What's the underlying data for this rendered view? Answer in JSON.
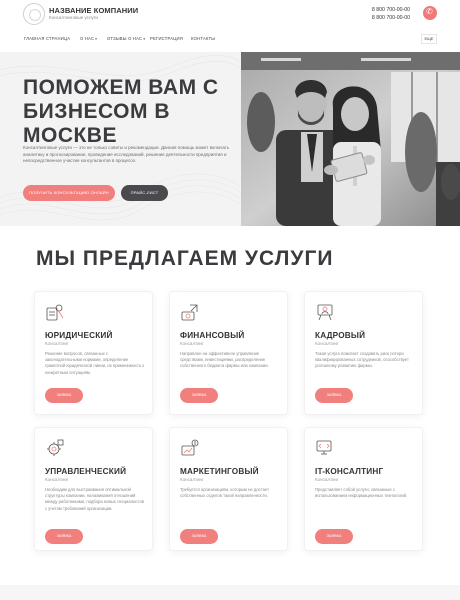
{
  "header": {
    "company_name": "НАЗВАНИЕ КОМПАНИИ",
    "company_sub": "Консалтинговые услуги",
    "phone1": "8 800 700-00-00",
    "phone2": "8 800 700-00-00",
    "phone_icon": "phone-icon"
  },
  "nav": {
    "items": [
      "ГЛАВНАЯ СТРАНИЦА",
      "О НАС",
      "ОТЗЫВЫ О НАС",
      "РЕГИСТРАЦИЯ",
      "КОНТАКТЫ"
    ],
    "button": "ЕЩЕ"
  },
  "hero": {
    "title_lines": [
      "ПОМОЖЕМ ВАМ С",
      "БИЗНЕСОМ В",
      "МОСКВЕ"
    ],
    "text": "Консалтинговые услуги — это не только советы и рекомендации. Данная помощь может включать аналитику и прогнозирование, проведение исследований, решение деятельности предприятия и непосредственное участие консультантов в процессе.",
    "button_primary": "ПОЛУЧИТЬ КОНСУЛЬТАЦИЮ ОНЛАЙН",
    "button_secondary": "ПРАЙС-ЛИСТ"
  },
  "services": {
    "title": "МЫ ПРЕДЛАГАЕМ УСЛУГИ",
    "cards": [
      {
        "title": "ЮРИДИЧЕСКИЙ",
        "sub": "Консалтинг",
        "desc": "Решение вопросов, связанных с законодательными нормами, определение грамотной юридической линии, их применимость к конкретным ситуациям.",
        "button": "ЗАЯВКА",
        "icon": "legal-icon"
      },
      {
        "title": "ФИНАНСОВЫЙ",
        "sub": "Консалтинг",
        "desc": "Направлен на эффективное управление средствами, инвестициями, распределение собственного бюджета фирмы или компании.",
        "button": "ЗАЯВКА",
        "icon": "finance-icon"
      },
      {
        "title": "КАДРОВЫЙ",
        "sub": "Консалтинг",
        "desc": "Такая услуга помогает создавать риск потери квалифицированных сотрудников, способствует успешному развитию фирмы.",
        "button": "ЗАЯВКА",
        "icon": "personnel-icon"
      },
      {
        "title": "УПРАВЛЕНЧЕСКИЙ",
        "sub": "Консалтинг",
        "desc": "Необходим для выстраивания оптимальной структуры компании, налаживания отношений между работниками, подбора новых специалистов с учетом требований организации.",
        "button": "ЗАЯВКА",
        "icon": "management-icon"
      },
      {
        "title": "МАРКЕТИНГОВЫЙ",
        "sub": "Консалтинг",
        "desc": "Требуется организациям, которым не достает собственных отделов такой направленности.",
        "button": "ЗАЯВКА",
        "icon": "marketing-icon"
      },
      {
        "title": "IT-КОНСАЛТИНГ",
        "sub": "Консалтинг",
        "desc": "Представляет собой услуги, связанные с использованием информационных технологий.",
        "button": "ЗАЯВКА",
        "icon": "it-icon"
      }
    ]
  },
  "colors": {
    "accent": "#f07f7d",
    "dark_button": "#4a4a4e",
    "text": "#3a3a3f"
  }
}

-=-=-=-=-

GIVEN TASK:
Gather each line in the entries above where the string "icon" is found.

EXERCISE SOLUTION:
    "phone_icon": "phone-icon"
        "icon": "legal-icon"
        "icon": "finance-icon"
        "icon": "personnel-icon"
        "icon": "management-icon"
        "icon": "marketing-icon"
        "icon": "it-icon"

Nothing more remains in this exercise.